(PROBLEM TO SOLVE):
Hunt for the word "Elegir" across the entries below, copying each line that holds it.

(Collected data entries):
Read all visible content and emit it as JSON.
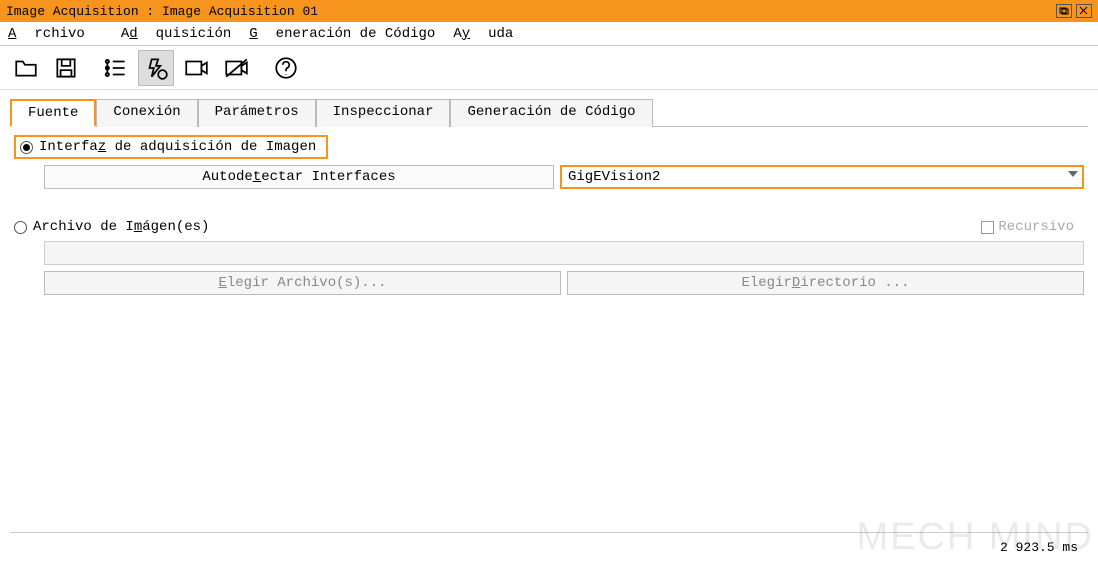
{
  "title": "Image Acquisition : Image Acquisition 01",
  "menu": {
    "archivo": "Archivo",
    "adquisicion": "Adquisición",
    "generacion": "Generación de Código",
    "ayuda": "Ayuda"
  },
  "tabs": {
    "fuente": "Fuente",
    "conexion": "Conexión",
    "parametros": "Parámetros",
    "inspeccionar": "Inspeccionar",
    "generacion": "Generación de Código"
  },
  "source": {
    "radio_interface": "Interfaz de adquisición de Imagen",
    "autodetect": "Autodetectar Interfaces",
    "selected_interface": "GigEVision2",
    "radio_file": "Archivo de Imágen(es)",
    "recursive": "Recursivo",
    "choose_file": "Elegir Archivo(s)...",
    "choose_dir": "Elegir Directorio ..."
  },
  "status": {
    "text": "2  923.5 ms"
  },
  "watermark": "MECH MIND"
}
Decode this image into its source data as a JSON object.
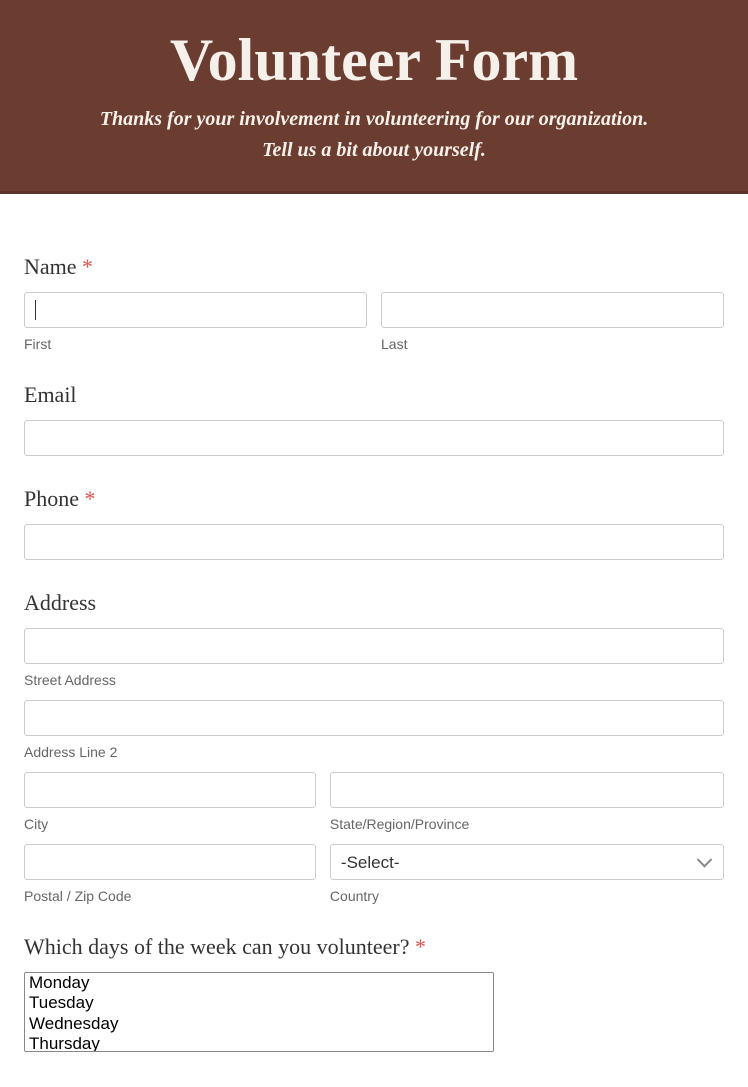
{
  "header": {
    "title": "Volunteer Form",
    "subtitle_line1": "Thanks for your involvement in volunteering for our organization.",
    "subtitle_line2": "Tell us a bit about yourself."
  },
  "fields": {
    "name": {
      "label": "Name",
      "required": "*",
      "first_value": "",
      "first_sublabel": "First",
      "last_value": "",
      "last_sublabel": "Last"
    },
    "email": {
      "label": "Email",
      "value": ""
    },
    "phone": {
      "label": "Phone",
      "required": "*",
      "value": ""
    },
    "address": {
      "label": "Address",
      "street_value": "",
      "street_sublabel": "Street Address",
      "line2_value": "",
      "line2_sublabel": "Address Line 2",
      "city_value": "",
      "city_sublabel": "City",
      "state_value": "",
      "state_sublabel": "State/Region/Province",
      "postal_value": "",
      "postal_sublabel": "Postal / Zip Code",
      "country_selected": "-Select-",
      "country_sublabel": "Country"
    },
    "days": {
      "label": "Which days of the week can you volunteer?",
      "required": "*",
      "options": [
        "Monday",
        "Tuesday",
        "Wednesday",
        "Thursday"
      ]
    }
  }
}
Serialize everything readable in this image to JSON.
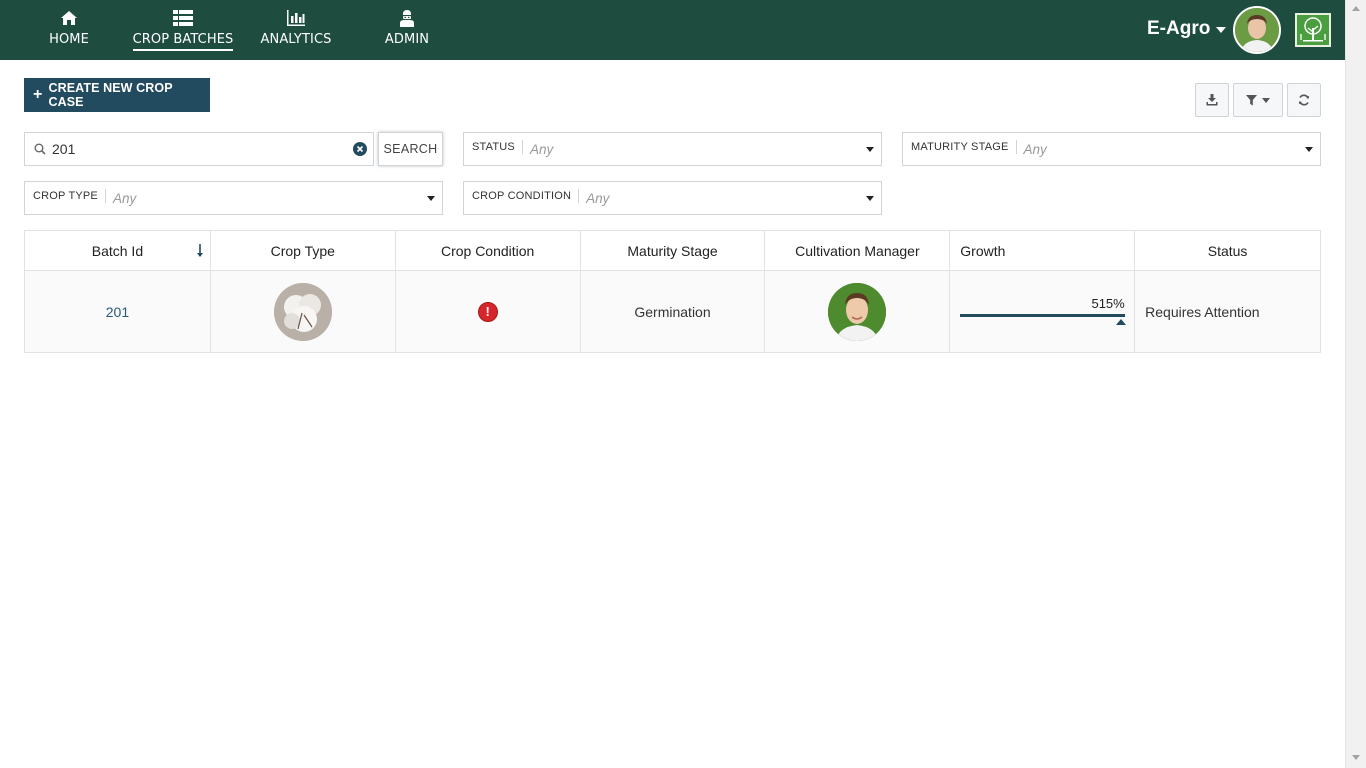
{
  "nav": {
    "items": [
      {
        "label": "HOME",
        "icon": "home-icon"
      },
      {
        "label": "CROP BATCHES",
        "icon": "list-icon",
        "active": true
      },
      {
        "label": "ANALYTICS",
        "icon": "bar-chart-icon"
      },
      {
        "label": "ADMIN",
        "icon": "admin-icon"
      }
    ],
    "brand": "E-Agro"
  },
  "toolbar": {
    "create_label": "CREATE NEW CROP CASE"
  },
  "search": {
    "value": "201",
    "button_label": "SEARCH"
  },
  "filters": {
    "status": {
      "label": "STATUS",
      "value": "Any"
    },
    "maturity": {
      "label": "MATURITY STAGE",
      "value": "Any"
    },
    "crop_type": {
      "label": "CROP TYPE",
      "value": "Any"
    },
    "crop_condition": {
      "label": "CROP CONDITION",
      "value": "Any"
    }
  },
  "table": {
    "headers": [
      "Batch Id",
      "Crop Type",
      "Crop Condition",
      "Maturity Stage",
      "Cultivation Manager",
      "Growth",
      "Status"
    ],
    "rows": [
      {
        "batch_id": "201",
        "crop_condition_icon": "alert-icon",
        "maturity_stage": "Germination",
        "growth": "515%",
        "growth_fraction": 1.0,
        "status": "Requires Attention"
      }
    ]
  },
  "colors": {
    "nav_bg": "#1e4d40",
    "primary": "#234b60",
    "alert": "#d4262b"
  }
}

(WRITTEN ANSWER):
    "choose_file": "Elegir Archivo(s)...",
    "choose_dir": "Elegir Directorio ..."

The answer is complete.